→ **TASK TO CARRY OUT**: Produce the listing below again, exactly as shown.

>> Start INPUT ROWS

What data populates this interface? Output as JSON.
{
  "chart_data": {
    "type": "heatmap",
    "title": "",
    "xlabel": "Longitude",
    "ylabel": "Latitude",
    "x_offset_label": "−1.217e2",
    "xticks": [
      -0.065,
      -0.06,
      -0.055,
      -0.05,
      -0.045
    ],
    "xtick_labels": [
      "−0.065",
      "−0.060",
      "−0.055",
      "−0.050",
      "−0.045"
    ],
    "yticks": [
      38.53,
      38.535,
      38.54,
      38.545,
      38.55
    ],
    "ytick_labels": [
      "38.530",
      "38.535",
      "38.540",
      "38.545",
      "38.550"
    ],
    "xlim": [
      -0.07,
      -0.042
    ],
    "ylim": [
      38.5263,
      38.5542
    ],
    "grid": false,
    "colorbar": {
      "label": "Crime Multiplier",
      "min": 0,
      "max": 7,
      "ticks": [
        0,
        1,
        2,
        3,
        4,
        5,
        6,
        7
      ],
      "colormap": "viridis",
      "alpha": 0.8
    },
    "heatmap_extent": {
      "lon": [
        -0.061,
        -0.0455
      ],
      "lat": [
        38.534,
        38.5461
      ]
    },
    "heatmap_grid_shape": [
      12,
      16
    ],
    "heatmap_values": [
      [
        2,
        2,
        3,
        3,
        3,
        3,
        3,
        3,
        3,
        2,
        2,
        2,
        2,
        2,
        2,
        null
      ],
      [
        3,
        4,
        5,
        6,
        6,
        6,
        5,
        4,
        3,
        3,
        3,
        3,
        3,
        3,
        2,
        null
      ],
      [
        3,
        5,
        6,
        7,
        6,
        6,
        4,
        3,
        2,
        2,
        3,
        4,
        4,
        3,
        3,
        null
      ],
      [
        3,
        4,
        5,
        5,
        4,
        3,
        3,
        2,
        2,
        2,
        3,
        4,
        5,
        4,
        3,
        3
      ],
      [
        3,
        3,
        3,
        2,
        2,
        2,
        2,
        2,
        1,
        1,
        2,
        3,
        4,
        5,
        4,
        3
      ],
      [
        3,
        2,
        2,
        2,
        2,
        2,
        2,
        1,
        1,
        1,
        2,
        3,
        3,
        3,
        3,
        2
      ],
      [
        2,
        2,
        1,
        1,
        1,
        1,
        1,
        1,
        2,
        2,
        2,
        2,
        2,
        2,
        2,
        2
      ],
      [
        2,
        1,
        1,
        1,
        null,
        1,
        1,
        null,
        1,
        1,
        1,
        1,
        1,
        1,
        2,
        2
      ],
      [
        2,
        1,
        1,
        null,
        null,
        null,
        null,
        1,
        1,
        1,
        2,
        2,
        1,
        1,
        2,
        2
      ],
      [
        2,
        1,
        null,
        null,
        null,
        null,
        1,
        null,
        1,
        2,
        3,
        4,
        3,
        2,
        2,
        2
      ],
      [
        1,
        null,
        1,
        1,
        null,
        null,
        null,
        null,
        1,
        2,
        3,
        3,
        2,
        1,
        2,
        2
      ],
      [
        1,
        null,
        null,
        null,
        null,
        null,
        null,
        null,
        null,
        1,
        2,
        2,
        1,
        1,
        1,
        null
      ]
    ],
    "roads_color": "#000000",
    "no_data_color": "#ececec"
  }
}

>> End INPUT ROWS

→ **THE RESULT**:
What data populates this interface? Output as JSON.
{
  "chart_data": {
    "type": "heatmap",
    "title": "",
    "xlabel": "Longitude",
    "ylabel": "Latitude",
    "x_offset_label": "−1.217e2",
    "xticks": [
      -0.065,
      -0.06,
      -0.055,
      -0.05,
      -0.045
    ],
    "xtick_labels": [
      "−0.065",
      "−0.060",
      "−0.055",
      "−0.050",
      "−0.045"
    ],
    "yticks": [
      38.53,
      38.535,
      38.54,
      38.545,
      38.55
    ],
    "ytick_labels": [
      "38.530",
      "38.535",
      "38.540",
      "38.545",
      "38.550"
    ],
    "xlim": [
      -0.07,
      -0.042
    ],
    "ylim": [
      38.5263,
      38.5542
    ],
    "grid": false,
    "colorbar": {
      "label": "Crime Multiplier",
      "min": 0,
      "max": 7,
      "ticks": [
        0,
        1,
        2,
        3,
        4,
        5,
        6,
        7
      ],
      "colormap": "viridis",
      "alpha": 0.8
    },
    "heatmap_extent": {
      "lon": [
        -0.061,
        -0.0455
      ],
      "lat": [
        38.534,
        38.5461
      ]
    },
    "heatmap_grid_shape": [
      12,
      16
    ],
    "heatmap_values": [
      [
        2,
        2,
        3,
        3,
        3,
        3,
        3,
        3,
        3,
        2,
        2,
        2,
        2,
        2,
        2,
        null
      ],
      [
        3,
        4,
        5,
        6,
        6,
        6,
        5,
        4,
        3,
        3,
        3,
        3,
        3,
        3,
        2,
        null
      ],
      [
        3,
        5,
        6,
        7,
        6,
        6,
        4,
        3,
        2,
        2,
        3,
        4,
        4,
        3,
        3,
        null
      ],
      [
        3,
        4,
        5,
        5,
        4,
        3,
        3,
        2,
        2,
        2,
        3,
        4,
        5,
        4,
        3,
        3
      ],
      [
        3,
        3,
        3,
        2,
        2,
        2,
        2,
        2,
        1,
        1,
        2,
        3,
        4,
        5,
        4,
        3
      ],
      [
        3,
        2,
        2,
        2,
        2,
        2,
        2,
        1,
        1,
        1,
        2,
        3,
        3,
        3,
        3,
        2
      ],
      [
        2,
        2,
        1,
        1,
        1,
        1,
        1,
        1,
        2,
        2,
        2,
        2,
        2,
        2,
        2,
        2
      ],
      [
        2,
        1,
        1,
        1,
        null,
        1,
        1,
        null,
        1,
        1,
        1,
        1,
        1,
        1,
        2,
        2
      ],
      [
        2,
        1,
        1,
        null,
        null,
        null,
        null,
        1,
        1,
        1,
        2,
        2,
        1,
        1,
        2,
        2
      ],
      [
        2,
        1,
        null,
        null,
        null,
        null,
        1,
        null,
        1,
        2,
        3,
        4,
        3,
        2,
        2,
        2
      ],
      [
        1,
        null,
        1,
        1,
        null,
        null,
        null,
        null,
        1,
        2,
        3,
        3,
        2,
        1,
        2,
        2
      ],
      [
        1,
        null,
        null,
        null,
        null,
        null,
        null,
        null,
        null,
        1,
        2,
        2,
        1,
        1,
        1,
        null
      ]
    ],
    "roads_color": "#000000",
    "no_data_color": "#ececec"
  }
}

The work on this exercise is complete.